SOURCE TEXT section start

The man had obtained the TVs from the walls of hospitals and restaurants, where they largely played adverts in loops to disinterested patients and customers, interspersed by the occasional reality program or soap opera. Without the televisions to interfere with their mental processes, it's said that many people quickly became sick of the high bills they were paying in the hospitals and restaurants, which had previously gone unnoticed. Conversely, the homeless, who typically live in abandoned buildings or Seoul's subway system, said the TVs had given them a welcome distraction from their poverty-stricken lives and a sense that there was still a chance for them to be part of the Korean Dream.
The Korean Dream, a beneficial psychological phenomenon designated as Intangible Cultural Property Number 4, is typically available to graduates of prestigious universities and the children of political and business leaders, but it was never intended to be shared by the lesser people, and Seoul's wealthy elite were angered by the TVs for the homeless project which they said lowered the prestige their own TVs gave them.

SOURCE TEXT section end
DATA UNDER STUDY section start

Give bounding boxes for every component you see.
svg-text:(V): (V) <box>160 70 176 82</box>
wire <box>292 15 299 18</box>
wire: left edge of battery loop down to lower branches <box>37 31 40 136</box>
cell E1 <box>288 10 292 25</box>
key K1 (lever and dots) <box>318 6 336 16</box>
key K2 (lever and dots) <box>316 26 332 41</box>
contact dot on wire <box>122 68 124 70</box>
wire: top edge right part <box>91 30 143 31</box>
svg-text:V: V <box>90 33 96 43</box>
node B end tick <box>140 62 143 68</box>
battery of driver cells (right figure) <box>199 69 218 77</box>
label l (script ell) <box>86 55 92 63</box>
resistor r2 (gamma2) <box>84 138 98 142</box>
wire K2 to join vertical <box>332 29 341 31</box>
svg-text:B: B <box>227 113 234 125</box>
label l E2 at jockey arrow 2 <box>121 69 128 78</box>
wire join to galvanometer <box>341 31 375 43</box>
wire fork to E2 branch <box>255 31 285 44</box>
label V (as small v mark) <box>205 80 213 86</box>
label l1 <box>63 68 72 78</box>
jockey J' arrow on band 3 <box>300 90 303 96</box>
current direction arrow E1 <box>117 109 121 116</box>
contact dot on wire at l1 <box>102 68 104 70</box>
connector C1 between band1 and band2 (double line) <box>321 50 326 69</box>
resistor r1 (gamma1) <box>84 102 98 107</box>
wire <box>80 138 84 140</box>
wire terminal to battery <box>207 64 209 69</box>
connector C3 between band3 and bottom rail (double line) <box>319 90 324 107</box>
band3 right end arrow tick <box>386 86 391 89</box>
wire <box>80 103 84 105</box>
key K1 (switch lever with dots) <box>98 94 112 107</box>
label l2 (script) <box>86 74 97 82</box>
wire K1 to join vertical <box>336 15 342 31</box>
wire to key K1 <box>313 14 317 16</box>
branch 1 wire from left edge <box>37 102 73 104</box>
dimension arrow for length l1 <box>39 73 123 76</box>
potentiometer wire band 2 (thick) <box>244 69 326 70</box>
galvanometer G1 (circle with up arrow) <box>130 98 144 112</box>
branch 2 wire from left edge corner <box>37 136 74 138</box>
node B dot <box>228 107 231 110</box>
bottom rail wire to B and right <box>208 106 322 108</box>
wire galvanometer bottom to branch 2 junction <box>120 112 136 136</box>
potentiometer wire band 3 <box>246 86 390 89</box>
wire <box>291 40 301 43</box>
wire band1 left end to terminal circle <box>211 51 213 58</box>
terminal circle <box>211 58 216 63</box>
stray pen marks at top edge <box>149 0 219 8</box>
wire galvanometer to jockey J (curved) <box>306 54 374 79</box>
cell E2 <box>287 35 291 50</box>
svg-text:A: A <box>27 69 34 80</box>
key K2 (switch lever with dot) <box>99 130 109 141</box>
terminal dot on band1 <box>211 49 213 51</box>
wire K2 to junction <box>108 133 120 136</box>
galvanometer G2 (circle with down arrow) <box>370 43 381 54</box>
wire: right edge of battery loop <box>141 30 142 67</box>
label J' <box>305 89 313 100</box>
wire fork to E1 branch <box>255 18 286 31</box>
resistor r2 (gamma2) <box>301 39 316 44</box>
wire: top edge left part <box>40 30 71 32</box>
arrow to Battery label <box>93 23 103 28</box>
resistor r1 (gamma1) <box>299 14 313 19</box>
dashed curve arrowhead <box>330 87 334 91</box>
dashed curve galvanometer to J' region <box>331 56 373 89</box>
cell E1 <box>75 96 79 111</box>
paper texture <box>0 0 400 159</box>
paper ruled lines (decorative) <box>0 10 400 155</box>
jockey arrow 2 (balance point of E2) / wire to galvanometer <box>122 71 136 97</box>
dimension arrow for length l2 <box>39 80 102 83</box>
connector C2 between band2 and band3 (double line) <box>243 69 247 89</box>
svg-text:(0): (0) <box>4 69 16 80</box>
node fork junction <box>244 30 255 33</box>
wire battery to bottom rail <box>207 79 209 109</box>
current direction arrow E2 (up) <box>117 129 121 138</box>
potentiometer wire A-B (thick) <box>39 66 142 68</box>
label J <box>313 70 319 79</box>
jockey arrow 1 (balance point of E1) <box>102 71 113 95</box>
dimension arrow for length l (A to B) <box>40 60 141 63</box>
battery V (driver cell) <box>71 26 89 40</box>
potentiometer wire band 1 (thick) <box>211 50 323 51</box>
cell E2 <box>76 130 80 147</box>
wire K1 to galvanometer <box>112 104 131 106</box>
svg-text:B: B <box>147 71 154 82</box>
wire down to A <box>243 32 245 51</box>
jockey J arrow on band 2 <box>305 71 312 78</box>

DATA UNDER STUDY section end

ASSIGNMENT A:
Which kinds of programming does the passage on televisions for the homeless say played on the TVs in hospitals and restaurants? List all of them.
ASSIGNMENT B:
Reproduce the portion of the passage on televisions for the homeless that begins at the words containing "The Korean Dream, a" and ends after "TVs gave them.".
The data have no connection to the passage on televisions for the homeless.

EXPECTED ANSWER A:
- Adverts
- Reality programs
- Soap operas

EXPECTED ANSWER B:
The Korean Dream, a beneficial psychological phenomenon designated as Intangible Cultural Property Number 4, is typically available to graduates of prestigious universities and the children of political and business leaders, but it was never intended to be shared by the lesser people, and Seoul's wealthy elite were angered by the TVs for the homeless project which they said lowered the prestige their own TVs gave them.